- _Exercise requirements_
Present each line of the entries below that holds the word "your".

- _Given records_
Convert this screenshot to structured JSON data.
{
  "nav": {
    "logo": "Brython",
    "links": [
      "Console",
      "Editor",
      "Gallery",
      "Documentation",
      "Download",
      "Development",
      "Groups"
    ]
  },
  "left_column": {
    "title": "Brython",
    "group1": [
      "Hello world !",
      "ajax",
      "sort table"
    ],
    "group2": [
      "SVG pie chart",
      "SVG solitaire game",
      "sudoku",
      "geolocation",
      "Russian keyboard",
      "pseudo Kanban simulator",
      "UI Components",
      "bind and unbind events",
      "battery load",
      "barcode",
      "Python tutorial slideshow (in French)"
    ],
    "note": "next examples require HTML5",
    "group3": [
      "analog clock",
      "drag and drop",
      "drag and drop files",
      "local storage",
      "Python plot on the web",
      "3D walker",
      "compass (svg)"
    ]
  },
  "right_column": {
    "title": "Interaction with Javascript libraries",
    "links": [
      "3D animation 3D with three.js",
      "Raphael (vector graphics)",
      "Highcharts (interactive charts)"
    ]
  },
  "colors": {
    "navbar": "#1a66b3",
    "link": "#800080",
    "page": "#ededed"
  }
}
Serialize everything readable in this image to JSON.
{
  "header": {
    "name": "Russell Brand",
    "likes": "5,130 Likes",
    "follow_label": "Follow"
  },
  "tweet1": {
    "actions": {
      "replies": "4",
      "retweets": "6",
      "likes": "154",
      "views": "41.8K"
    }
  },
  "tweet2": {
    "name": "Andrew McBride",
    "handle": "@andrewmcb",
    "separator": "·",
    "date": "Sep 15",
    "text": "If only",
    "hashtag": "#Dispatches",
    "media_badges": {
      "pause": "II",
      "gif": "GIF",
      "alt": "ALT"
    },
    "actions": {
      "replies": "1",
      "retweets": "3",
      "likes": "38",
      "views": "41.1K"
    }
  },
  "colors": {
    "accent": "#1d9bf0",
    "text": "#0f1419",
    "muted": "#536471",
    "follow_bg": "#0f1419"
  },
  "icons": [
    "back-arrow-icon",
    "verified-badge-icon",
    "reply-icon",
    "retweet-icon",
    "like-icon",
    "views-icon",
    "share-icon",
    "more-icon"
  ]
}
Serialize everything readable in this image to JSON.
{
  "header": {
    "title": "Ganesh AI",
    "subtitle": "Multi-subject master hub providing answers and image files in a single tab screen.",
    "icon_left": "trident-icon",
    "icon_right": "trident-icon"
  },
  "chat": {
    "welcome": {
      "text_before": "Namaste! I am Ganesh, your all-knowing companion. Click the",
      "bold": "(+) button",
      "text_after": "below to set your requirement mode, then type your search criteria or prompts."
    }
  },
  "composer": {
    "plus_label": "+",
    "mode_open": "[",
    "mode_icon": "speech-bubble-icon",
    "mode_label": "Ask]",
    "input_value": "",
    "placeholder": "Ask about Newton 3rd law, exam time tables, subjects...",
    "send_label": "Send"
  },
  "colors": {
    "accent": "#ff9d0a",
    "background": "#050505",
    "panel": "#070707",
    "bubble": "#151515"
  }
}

- _The completed task_
      "text_before": "Namaste! I am Ganesh, your all-knowing companion. Click the",
      "text_after": "below to set your requirement mode, then type your search criteria or prompts."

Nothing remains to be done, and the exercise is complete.